↓↓↓

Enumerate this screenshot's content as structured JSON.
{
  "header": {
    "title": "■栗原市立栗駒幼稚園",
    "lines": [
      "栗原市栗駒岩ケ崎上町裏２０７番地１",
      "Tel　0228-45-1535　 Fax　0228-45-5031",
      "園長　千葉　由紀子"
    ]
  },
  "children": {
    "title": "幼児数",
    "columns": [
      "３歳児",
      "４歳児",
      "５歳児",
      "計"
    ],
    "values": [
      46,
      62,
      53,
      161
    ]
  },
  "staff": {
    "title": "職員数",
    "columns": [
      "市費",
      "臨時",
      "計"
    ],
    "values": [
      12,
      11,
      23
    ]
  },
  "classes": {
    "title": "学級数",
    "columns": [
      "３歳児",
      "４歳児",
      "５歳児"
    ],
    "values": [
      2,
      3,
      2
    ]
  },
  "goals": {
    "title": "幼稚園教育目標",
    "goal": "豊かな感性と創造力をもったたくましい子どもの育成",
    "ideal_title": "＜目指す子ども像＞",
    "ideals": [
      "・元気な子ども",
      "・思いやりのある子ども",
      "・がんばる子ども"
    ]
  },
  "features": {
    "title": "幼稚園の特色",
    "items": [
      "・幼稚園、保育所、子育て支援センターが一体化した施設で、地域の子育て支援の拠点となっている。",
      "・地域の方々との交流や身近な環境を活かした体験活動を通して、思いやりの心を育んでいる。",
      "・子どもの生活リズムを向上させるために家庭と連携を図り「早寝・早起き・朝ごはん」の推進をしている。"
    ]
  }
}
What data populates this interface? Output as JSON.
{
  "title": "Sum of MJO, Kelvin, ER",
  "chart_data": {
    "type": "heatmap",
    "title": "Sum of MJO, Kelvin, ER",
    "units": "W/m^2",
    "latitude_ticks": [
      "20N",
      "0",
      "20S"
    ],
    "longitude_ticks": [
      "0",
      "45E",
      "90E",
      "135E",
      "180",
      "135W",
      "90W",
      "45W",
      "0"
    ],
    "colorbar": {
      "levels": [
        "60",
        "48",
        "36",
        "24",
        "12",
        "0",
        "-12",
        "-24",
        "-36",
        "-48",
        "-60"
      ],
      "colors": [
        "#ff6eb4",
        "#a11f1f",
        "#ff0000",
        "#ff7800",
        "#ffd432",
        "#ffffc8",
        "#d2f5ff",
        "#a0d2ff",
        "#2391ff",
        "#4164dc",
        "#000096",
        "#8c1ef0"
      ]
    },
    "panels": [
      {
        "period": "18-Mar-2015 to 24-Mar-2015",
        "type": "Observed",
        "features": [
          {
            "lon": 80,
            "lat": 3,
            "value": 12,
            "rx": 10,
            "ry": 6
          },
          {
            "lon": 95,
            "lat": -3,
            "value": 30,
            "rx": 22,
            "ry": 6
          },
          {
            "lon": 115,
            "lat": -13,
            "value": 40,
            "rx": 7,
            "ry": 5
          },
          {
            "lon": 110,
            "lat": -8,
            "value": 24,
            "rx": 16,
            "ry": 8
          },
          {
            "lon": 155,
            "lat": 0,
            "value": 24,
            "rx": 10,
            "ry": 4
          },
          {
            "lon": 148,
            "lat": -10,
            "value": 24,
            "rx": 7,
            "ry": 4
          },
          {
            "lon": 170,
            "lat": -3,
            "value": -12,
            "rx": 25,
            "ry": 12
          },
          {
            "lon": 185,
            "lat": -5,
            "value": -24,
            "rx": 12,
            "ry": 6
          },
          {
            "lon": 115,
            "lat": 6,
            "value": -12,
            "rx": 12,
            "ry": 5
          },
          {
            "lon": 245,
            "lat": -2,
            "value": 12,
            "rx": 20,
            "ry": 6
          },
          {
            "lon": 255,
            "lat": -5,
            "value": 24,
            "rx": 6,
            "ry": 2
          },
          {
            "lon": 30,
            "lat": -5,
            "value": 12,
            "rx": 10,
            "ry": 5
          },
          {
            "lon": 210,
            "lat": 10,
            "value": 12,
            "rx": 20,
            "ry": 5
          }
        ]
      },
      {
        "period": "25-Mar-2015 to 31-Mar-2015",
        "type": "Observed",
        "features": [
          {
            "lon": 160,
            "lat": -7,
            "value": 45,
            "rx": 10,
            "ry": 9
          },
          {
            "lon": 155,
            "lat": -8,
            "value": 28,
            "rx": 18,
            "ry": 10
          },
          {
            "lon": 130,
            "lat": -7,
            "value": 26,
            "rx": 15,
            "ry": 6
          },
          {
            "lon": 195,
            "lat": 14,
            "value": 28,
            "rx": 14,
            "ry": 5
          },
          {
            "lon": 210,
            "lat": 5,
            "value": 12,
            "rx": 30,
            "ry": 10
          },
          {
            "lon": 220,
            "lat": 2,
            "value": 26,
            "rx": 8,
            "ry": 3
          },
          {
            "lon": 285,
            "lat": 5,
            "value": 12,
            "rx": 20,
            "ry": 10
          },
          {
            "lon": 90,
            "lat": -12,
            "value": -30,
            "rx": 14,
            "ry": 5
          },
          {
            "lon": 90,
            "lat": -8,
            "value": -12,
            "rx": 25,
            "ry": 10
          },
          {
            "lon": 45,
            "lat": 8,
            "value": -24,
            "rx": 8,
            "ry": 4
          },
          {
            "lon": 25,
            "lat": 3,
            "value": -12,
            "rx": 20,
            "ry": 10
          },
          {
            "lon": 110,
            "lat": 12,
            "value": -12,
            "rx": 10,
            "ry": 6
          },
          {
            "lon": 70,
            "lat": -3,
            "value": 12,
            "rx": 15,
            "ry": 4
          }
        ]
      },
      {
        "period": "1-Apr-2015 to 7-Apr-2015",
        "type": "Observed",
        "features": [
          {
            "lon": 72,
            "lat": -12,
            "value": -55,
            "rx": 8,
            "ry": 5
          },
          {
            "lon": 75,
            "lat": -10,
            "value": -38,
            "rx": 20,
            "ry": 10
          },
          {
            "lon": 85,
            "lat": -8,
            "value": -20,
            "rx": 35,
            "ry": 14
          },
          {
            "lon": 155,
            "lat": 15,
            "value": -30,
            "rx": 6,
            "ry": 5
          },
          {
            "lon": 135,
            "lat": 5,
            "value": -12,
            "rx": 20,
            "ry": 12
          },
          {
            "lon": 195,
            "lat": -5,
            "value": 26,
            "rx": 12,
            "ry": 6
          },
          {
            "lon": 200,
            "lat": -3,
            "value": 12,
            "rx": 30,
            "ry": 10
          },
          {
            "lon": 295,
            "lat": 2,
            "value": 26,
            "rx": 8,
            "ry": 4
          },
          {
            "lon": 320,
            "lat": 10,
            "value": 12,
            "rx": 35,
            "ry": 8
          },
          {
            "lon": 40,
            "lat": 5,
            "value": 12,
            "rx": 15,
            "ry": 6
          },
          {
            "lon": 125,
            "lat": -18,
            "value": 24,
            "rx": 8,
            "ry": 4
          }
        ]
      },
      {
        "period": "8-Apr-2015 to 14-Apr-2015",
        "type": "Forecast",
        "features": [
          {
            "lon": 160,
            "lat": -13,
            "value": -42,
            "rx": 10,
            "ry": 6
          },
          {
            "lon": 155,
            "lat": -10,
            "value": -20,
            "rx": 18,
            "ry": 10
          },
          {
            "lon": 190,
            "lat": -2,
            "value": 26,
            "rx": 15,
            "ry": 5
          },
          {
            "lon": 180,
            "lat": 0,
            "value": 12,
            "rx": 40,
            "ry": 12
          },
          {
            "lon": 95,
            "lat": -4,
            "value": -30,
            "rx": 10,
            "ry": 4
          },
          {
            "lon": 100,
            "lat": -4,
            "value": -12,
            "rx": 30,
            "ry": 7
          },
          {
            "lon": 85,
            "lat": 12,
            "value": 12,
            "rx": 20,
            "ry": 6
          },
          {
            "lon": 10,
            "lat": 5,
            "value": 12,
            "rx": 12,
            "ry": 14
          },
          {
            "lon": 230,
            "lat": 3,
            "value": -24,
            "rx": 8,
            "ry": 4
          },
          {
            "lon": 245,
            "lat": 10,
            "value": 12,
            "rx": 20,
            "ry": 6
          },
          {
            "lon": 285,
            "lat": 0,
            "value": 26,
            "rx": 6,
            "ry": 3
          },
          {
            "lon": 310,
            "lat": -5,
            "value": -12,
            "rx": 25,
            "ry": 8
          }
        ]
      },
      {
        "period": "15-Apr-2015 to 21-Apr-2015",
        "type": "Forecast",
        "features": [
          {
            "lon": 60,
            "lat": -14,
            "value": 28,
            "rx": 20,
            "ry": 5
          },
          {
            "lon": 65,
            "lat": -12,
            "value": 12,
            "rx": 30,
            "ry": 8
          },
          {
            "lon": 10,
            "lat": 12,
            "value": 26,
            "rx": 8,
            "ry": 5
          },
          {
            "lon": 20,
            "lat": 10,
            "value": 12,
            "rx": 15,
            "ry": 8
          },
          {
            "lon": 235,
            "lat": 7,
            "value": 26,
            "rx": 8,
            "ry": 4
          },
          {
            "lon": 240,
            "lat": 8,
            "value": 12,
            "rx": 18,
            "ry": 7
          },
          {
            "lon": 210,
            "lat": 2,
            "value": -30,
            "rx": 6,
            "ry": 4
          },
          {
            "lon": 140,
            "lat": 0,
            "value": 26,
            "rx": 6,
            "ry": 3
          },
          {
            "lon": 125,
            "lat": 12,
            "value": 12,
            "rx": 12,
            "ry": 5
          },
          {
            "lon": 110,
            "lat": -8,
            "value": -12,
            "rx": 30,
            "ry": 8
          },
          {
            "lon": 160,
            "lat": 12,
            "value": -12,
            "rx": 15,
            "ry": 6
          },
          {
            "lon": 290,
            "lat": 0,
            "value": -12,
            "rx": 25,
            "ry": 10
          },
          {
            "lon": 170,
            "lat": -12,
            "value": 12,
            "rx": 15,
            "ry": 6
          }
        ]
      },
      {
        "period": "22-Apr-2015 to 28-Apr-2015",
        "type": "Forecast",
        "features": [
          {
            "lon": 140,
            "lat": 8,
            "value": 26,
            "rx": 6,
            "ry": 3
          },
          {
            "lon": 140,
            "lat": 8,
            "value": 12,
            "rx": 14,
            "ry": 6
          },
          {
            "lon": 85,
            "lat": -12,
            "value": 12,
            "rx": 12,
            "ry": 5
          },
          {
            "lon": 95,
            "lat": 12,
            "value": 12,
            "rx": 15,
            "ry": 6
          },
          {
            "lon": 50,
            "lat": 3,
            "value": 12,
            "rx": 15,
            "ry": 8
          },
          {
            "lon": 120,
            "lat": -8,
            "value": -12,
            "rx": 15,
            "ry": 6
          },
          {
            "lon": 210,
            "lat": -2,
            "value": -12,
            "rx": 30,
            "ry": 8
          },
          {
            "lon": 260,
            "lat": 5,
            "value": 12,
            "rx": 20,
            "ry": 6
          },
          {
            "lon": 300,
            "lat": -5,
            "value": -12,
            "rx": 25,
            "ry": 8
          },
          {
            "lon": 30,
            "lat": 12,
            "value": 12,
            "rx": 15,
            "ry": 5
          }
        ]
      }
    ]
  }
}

↑↑↑

Instruction ▸ From the listing above, copy every line that holds the string "JSON".

Written answer ▸
Enumerate this screenshot's content as structured JSON.
What data populates this interface? Output as JSON.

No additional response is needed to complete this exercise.